# Instructions to follow
Comb through the entries for "value" and pull out each line that holds it.

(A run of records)
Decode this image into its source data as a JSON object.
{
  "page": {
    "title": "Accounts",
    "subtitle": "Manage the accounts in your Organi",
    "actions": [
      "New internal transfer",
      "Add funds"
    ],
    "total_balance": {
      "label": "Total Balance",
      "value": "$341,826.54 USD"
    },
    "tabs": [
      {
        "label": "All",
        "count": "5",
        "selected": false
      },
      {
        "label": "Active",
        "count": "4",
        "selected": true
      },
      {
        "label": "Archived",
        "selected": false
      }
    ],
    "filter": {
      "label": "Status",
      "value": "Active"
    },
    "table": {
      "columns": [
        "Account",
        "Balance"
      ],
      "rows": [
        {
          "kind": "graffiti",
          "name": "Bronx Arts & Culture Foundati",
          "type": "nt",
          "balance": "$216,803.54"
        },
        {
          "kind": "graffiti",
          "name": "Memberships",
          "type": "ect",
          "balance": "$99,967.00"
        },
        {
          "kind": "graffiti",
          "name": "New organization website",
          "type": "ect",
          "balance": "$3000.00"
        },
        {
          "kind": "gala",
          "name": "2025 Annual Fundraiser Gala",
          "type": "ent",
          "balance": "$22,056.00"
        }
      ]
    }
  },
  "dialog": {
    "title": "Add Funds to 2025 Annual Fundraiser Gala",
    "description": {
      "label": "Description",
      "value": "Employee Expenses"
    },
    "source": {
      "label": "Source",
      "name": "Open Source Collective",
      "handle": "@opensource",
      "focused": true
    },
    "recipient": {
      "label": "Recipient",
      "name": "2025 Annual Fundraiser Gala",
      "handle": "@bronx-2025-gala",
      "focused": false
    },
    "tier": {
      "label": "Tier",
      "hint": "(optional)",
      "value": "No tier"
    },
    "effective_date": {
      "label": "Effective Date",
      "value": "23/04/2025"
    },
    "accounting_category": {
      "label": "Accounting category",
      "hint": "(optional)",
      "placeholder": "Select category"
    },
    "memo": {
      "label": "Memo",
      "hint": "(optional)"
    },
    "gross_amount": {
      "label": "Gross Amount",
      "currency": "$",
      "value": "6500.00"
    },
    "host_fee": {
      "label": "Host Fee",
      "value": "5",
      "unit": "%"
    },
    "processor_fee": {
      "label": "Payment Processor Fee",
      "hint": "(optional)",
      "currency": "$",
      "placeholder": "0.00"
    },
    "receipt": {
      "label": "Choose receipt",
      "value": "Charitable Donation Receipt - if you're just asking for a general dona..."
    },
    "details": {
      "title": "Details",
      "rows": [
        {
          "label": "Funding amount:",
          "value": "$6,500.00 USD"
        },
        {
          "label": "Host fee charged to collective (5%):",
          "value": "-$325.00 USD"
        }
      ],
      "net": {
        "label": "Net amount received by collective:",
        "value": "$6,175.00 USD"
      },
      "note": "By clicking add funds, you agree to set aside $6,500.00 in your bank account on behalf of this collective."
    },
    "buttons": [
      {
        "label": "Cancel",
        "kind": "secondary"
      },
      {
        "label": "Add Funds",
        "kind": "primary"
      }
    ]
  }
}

# Answer
      "value": "$341,826.54 USD"
      "value": "Active"
      "value": "Employee Expenses"
      "value": "No tier"
      "value": "23/04/2025"
      "value": "6500.00"
      "value": "5",
      "value": "Charitable Donation Receipt - if you're just asking for a general dona..."
          "value": "$6,500.00 USD"
          "value": "-$325.00 USD"
        "value": "$6,175.00 USD"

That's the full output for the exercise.